Quoted text:
........

Creating Dataframes and Unnesting Words

The string values from article1_text and article2_text are stored in dataframes per article. Each dataframe then unnests (tidytext) the words such that each row stores one row. Column names are renamed so there’s an agreement between the two dataframes for ease of binding the tables later.

#creating dataframe for ER (article 1) article
ER<-rep(c("ER"),times=length(article1_text))
article1_df<-data.frame(article1_text,ER)
colnames(article1_df)<-c("text","title")
tidy_article1<-article1_df%>%
  unnest_tokens(word,text)

#creating dataframe for "Monopolizing Whiteness" (article 2). 
Monopolizing<-rep(c("Monopolizing"),times=length(article2_text))
article2_df<-data.frame(article2_text,Monopolizing)
colnames(article2_df)<-c("text","title")
tidy_article2<-article2_df%>%
  unnest_tokens(word,text)

........

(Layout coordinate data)
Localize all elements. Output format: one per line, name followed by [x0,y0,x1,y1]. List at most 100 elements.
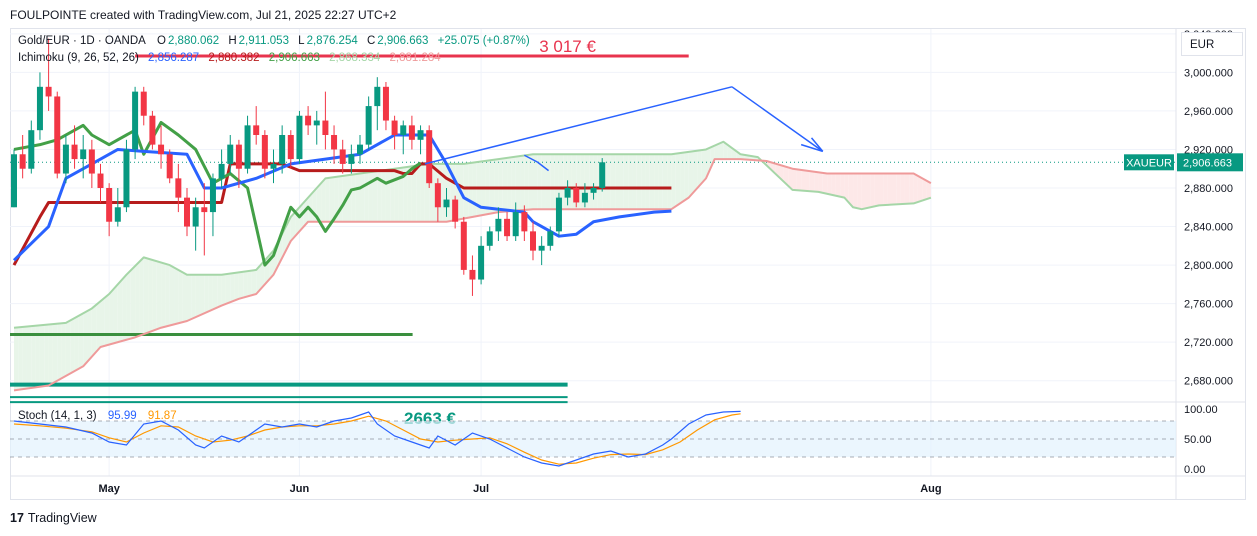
close-value: 2,906.663 [377,35,429,47]
candle-body [564,188,571,198]
low-value: 2,876.254 [306,35,358,47]
kumo-cloud-bull [251,269,257,296]
symbol-tag: XAUEUR [1126,157,1172,169]
kumo-cloud-bear [861,173,867,210]
kumo-cloud-bull [169,265,175,326]
candle-body [374,86,381,107]
kumo-cloud-bull [528,154,533,210]
kumo-cloud-bull [381,169,386,222]
projection-arrow-down [731,86,824,152]
kumo-cloud-bear [909,173,914,204]
candle-body [495,218,502,232]
ichimoku-span-b-value: 2,881.284 [389,52,441,64]
candle-body [11,154,17,208]
kumo-cloud-bull [398,167,404,222]
price-axis-label: 2,960.000 [1184,106,1233,118]
kumo-cloud-bull [407,166,412,222]
kumo-cloud-bear [870,173,875,208]
kumo-cloud-bull [225,273,231,304]
kumo-cloud-bull [684,151,689,201]
candle-body [573,188,580,203]
symbol-name[interactable]: Gold/EUR · 1D · OANDA [18,35,146,47]
kumo-cloud-bull [524,154,529,210]
tradingview-logo[interactable]: 17 TradingView [10,511,97,525]
kumo-cloud-bull [174,267,179,325]
price-axis-label: 2,760.000 [1184,299,1233,311]
kumo-cloud-bull [645,154,650,210]
candle-body [443,199,450,208]
candle-body [158,144,165,155]
kumo-cloud-bull [628,154,633,210]
candle-body [261,135,268,169]
kumo-cloud-bull [256,265,261,294]
kumo-cloud-bull [18,326,23,390]
kumo-cloud-bull [217,274,222,308]
kumo-cloud-bull [96,301,101,352]
kumo-cloud-bull [74,315,79,372]
candle-body [313,120,320,126]
candle-body [305,115,312,126]
kumo-cloud-bull [195,274,200,318]
chart-frame [10,28,1246,500]
candle-body [227,144,234,164]
kumo-cloud-bull [325,177,330,222]
kumo-cloud-bull [14,327,19,391]
time-axis-label: Jul [473,483,489,495]
kumo-cloud-bear [900,173,905,205]
kumo-cloud-bull [364,172,369,222]
kumo-cloud-bear [818,172,823,193]
kumo-cloud-bull [654,154,659,210]
kumo-cloud-bull [52,323,58,384]
kumo-cloud-bull [39,324,45,387]
kumo-cloud-bull [182,272,187,323]
kumo-cloud-bear [891,173,897,205]
arrowhead-right-a [800,143,823,153]
kumo-cloud-bull [152,259,157,331]
kumo-cloud-bull [347,174,352,222]
chikou-span-line [13,120,422,267]
kumo-cloud-bull [697,150,702,188]
candle-body [244,125,251,169]
stoch-label[interactable]: Stoch (14, 1, 3) [18,410,97,422]
kumo-cloud-bear [848,173,854,208]
candle-body [547,231,554,246]
kumo-cloud-bull [100,297,105,347]
kumo-cloud-bull [403,166,408,222]
kumo-cloud-bear [853,173,858,209]
stoch-legend: Stoch (14, 1, 3) 95.99 91.87 [18,410,179,422]
kumo-cloud-bull [411,165,417,222]
senkou-span-a-line [13,140,932,329]
kumo-cloud-bull [619,154,624,210]
candle-body [296,115,303,160]
candle-body [512,212,519,237]
candle-body [322,120,329,135]
candle-body [123,149,130,208]
currency-button[interactable]: EUR [1181,32,1243,56]
price-axis-label: 3,000.000 [1184,67,1233,79]
chart-caption: FOULPOINTE created with TradingView.com,… [10,8,397,22]
candle-body [434,183,441,208]
candle-body [88,149,95,174]
kumo-cloud-bull [321,178,326,222]
kumo-cloud-bear [801,169,806,191]
candle-body [175,178,182,198]
price-axis-label: 2,800.000 [1184,260,1233,272]
kumo-cloud-bull [615,154,620,210]
kumo-cloud-bull [723,141,728,160]
candle-body [426,130,433,184]
kumo-cloud-bull [610,154,616,210]
price-axis-label: 2,840.000 [1184,222,1233,234]
kumo-cloud-bull [303,197,309,227]
kumo-cloud-bull [718,141,724,160]
kumo-cloud-bull [338,175,343,222]
candle-body [62,144,69,174]
kumo-cloud-bull [554,154,559,210]
candle-body [486,231,493,246]
stoch-band [10,421,1176,457]
kumo-cloud-bear [770,162,776,174]
kumo-cloud-bear [822,172,828,194]
kumo-cloud-bull [688,151,694,198]
ichimoku-tenkan-value: 2,856.287 [148,52,200,64]
ichimoku-label[interactable]: Ichimoku (9, 26, 52, 26) [18,52,139,64]
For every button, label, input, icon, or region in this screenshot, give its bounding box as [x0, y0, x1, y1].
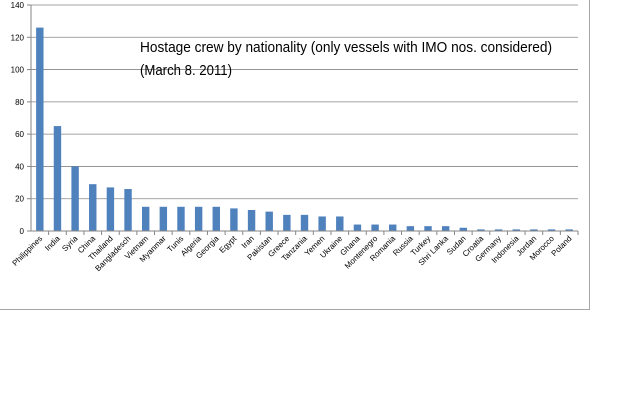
bar-india [53, 126, 62, 231]
x-tick-label-philippines: Philippines [11, 234, 45, 268]
y-tick-label: 60 [15, 130, 24, 139]
bar-turkey [424, 226, 432, 231]
bar-romania [389, 224, 397, 231]
x-tick-label-egypt: Egypt [217, 234, 238, 255]
chart-frame: 0 20 40 60 80 100 120 140 Philippines India Syria C… [0, 0, 590, 310]
bar-tanzania [300, 214, 309, 231]
bar-jordan [530, 229, 538, 231]
y-tick-label: 0 [20, 227, 25, 236]
y-tick-label: 20 [15, 195, 24, 204]
bar-china [89, 184, 97, 231]
bar-indonesia [512, 229, 520, 231]
bar-egypt [230, 208, 238, 231]
bar-algeria [194, 206, 203, 231]
y-tick-label: 80 [15, 98, 24, 107]
bar-shri-lanka [441, 226, 450, 231]
bar-greece [283, 214, 291, 231]
y-tick-label: 140 [11, 1, 25, 10]
y-tick-label: 40 [15, 162, 24, 171]
bar-iran [247, 210, 256, 231]
axes [27, 4, 579, 235]
bar-ghana [353, 224, 362, 231]
bar-croatia [477, 229, 485, 231]
chart-title-line-2: (March 8. 2011) [140, 62, 232, 79]
gridlines [31, 4, 578, 200]
x-tick-label-poland: Poland [550, 234, 574, 258]
x-tick-label-india: India [43, 234, 62, 253]
bar-poland [565, 229, 573, 231]
bar-germany [494, 229, 503, 231]
bar-myanmar [159, 206, 168, 231]
y-tick-label: 100 [11, 66, 25, 75]
bar-bangladesch [124, 189, 132, 231]
bar-sudan [459, 227, 468, 231]
bar-yemen [318, 216, 326, 231]
bars [36, 27, 573, 231]
bar-russia [406, 226, 415, 231]
bar-pakistan [265, 211, 273, 231]
bar-tunis [177, 206, 185, 231]
bar-philippines [36, 27, 44, 231]
chart-title-line-1: Hostage crew by nationality (only vessel… [140, 39, 552, 56]
bar-vietnam [141, 206, 150, 231]
bar-montenegro [371, 224, 379, 231]
bar-thailand [106, 187, 115, 231]
bar-georgia [212, 206, 220, 231]
bar-ukraine [336, 216, 344, 231]
bar-morocco [547, 229, 556, 231]
bar-syria [71, 166, 79, 231]
y-tick-label: 120 [11, 33, 25, 42]
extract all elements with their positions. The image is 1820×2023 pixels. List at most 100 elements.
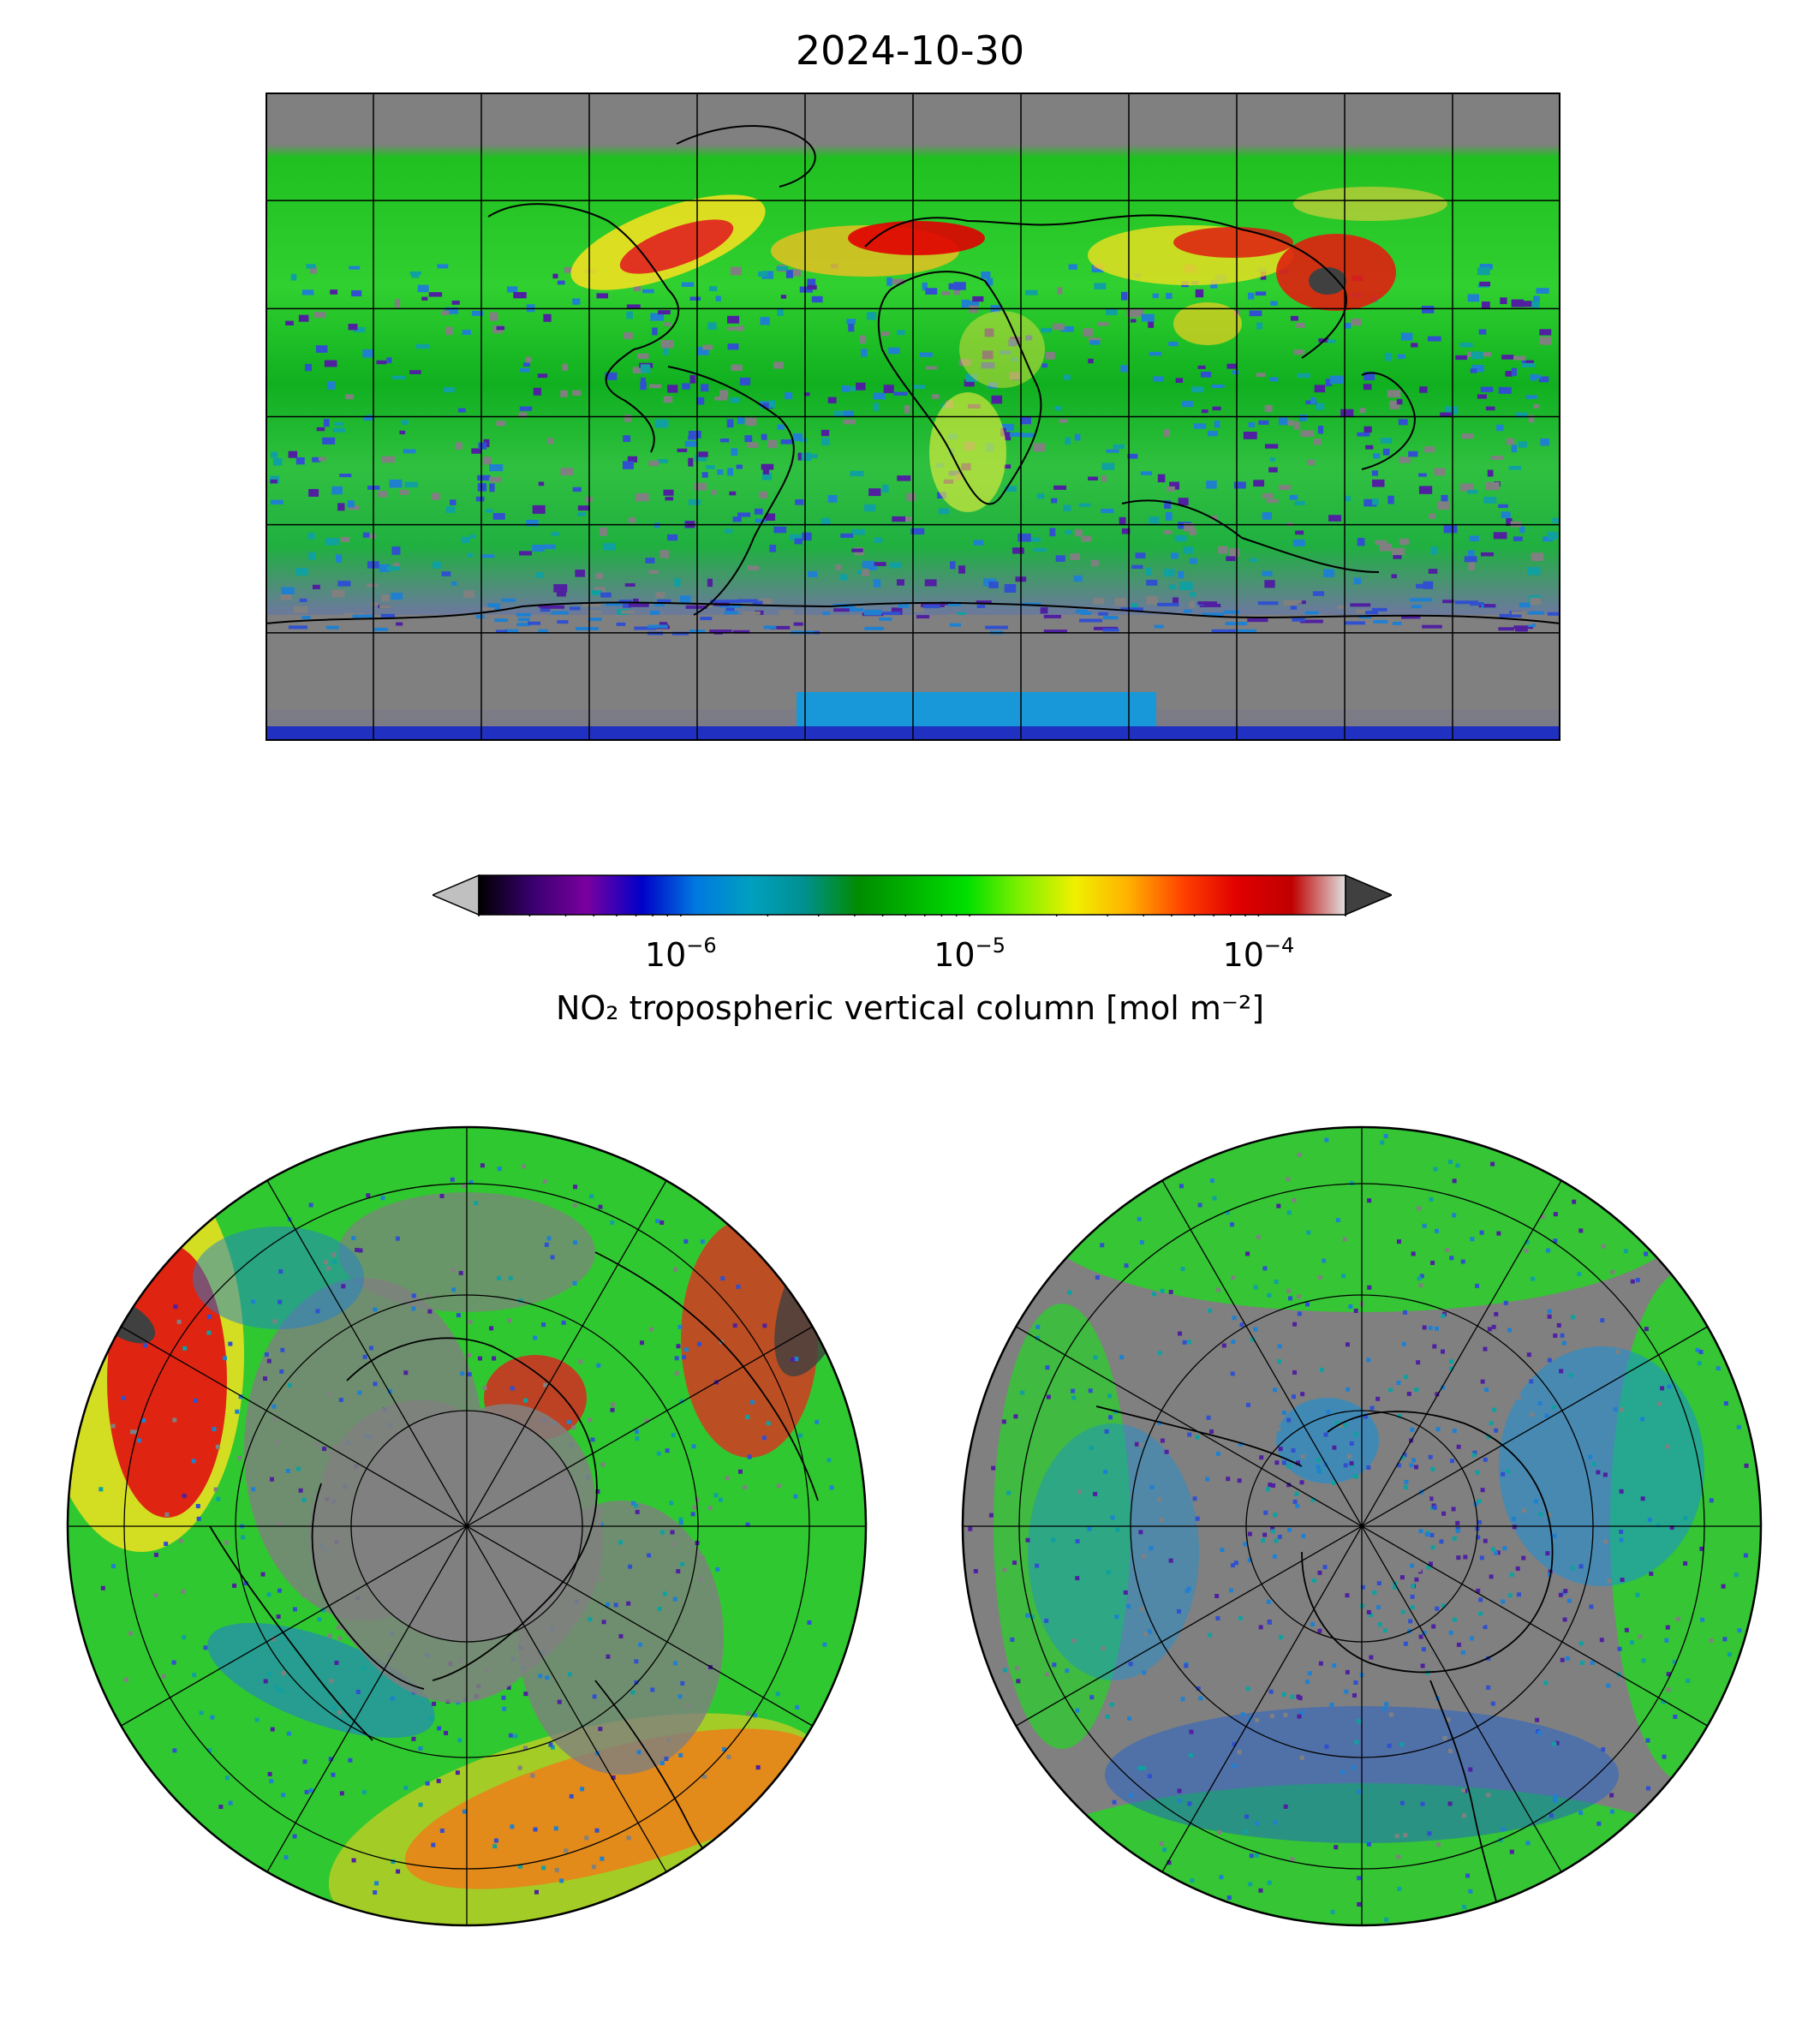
data-speckle: [1291, 1448, 1296, 1453]
data-speckle: [595, 1489, 600, 1494]
data-speckle: [561, 1320, 566, 1325]
data-speckle: [773, 526, 787, 534]
data-speckle: [1432, 1344, 1437, 1349]
data-speckle: [1515, 1566, 1520, 1571]
data-speckle: [451, 1287, 456, 1292]
data-speckle: [985, 625, 1008, 630]
data-speckle: [1184, 1589, 1190, 1594]
data-speckle: [1147, 1629, 1152, 1634]
data-speckle: [1533, 404, 1540, 409]
data-speckle: [1208, 1308, 1213, 1313]
data-speckle: [1501, 1599, 1506, 1604]
data-speckle: [1379, 543, 1392, 552]
data-speckle: [793, 1494, 798, 1499]
data-region: [193, 1226, 364, 1329]
data-speckle: [1599, 1638, 1604, 1643]
data-speckle: [1617, 1646, 1622, 1651]
data-speckle: [1103, 1469, 1108, 1474]
data-speckle: [1481, 301, 1490, 308]
data-speckle: [725, 528, 733, 534]
data-speckle: [1178, 498, 1189, 506]
data-speckle: [1591, 1461, 1596, 1466]
colorbar-ticks: [478, 915, 1346, 916]
data-speckle: [325, 538, 339, 546]
data-speckle: [588, 1417, 593, 1423]
data-speckle: [656, 1451, 661, 1456]
data-speckle: [1253, 480, 1265, 487]
data-speckle: [262, 1376, 267, 1381]
data-speckle: [649, 384, 662, 389]
data-speckle: [680, 1680, 685, 1686]
data-speckle: [631, 1501, 636, 1506]
data-speckle: [1318, 1274, 1323, 1280]
data-speckle: [841, 385, 850, 392]
data-speckle: [1065, 437, 1071, 445]
data-speckle: [1035, 1563, 1040, 1568]
data-speckle: [874, 562, 886, 567]
data-speckle: [640, 1340, 645, 1346]
data-speckle: [1455, 1163, 1460, 1168]
data-speckle: [1649, 1572, 1654, 1577]
data-speckle: [1270, 1526, 1275, 1531]
data-speckle: [758, 491, 768, 498]
north-polar-map: [66, 1125, 868, 1927]
data-speckle: [1667, 1384, 1672, 1389]
data-speckle: [1294, 1491, 1299, 1496]
data-speckle: [1283, 1712, 1288, 1717]
data-speckle: [1219, 1875, 1224, 1880]
data-speckle: [1357, 1789, 1362, 1794]
coastline: [667, 366, 795, 616]
data-speckle: [1419, 386, 1428, 393]
data-speckle: [1552, 517, 1560, 523]
data-speckle: [1208, 1632, 1213, 1638]
data-speckle: [1071, 1638, 1077, 1644]
data-speckle: [859, 335, 867, 343]
data-speckle: [304, 363, 312, 372]
data-speckle: [953, 282, 966, 290]
data-speckle: [1152, 293, 1159, 299]
data-speckle: [701, 384, 709, 392]
data-speckle: [572, 390, 582, 397]
data-speckle: [1416, 583, 1427, 589]
data-speckle: [1162, 1847, 1167, 1853]
data-speckle: [1619, 1529, 1624, 1534]
data-speckle: [973, 1568, 978, 1573]
data-speckle: [1601, 1244, 1606, 1249]
data-speckle: [1449, 1366, 1454, 1371]
data-speckle: [1388, 1712, 1393, 1717]
data-speckle: [1002, 1668, 1007, 1673]
data-speckle: [1500, 297, 1507, 305]
data-speckle: [1052, 1662, 1057, 1668]
data-speckle: [1193, 423, 1207, 429]
data-speckle: [1501, 1827, 1506, 1832]
data-speckle: [737, 325, 744, 331]
data-speckle: [737, 599, 758, 603]
data-speckle: [1217, 1829, 1222, 1835]
data-speckle: [1511, 299, 1525, 307]
data-speckle: [633, 285, 641, 292]
data-speckle: [725, 1476, 730, 1481]
data-speckle: [864, 609, 883, 613]
data-speckle: [1353, 577, 1362, 585]
data-speckle: [1602, 1472, 1608, 1477]
data-speckle: [1143, 1632, 1149, 1637]
data-speckle: [554, 1867, 559, 1872]
data-speckle: [628, 516, 636, 523]
data-speckle: [1456, 1642, 1461, 1647]
data-speckle: [1283, 1804, 1288, 1809]
data-speckle: [308, 552, 316, 560]
data-speckle: [572, 298, 581, 305]
data-speckle: [1159, 1517, 1164, 1522]
data-speckle: [1727, 1652, 1732, 1657]
data-speckle: [1547, 1309, 1552, 1314]
data-speckle: [1231, 1340, 1236, 1345]
data-speckle: [272, 1319, 277, 1324]
data-speckle: [1349, 1441, 1354, 1446]
data-speckle: [1695, 1347, 1700, 1352]
data-speckle: [766, 1421, 771, 1426]
data-speckle: [1304, 611, 1319, 615]
data-speckle: [263, 1679, 268, 1684]
data-speckle: [1641, 1658, 1646, 1663]
data-speckle: [1384, 1917, 1389, 1922]
data-speckle: [1310, 1497, 1316, 1502]
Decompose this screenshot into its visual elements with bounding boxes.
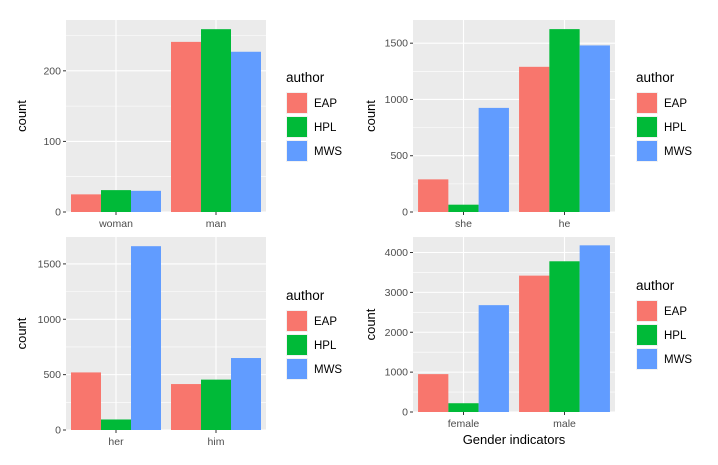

........

Objective 1: In the dataframe walkthrough, why are the column names of both dataframes changed to "text" and "title"?
Objective 2: In the dataframe walkthrough, what value fills the title column of the dataframe for article 2?
Objective 3: Continue the dataframe walkthrough from the point where it stops.

Exercise answer 1: They are renamed so the two dataframes match, which makes it easier to bind the tables together later.

Exercise answer 2: "Monopolizing"

Exercise answer 3:
combined_articles<-rbind(article1_df,article2_df)

Raw Count of Each Word per Article

Each dataframe in its tidy form counts up the frequency of each word. It is evident that summing the raw count as such would require sifting through quite a bit of indefinite articles (i.e. a, the, an, and, etc). However, the two significant words found in ER is “police” and “policing” and for Whiteness it is “school” and “district”.

article1_count<-count(tidy_article1,word,sort=TRUE)
head(article1_count,15)

article2_count<-count(tidy_article2,word,sort=TRUE)
head(article2_count,15)

Loughran Lexicon Sentiments

The following shows the unique sentiment categories in Lougran is “positive”, “negative”, “uncertainty”, and “litigious”.

loughran <- get_sentiments("loughran") 
unique(loughran$sentiment)

## [1] "negative"     "positive"     "uncertainty"  "litigious"    "constraining"
## [6] "superfluous"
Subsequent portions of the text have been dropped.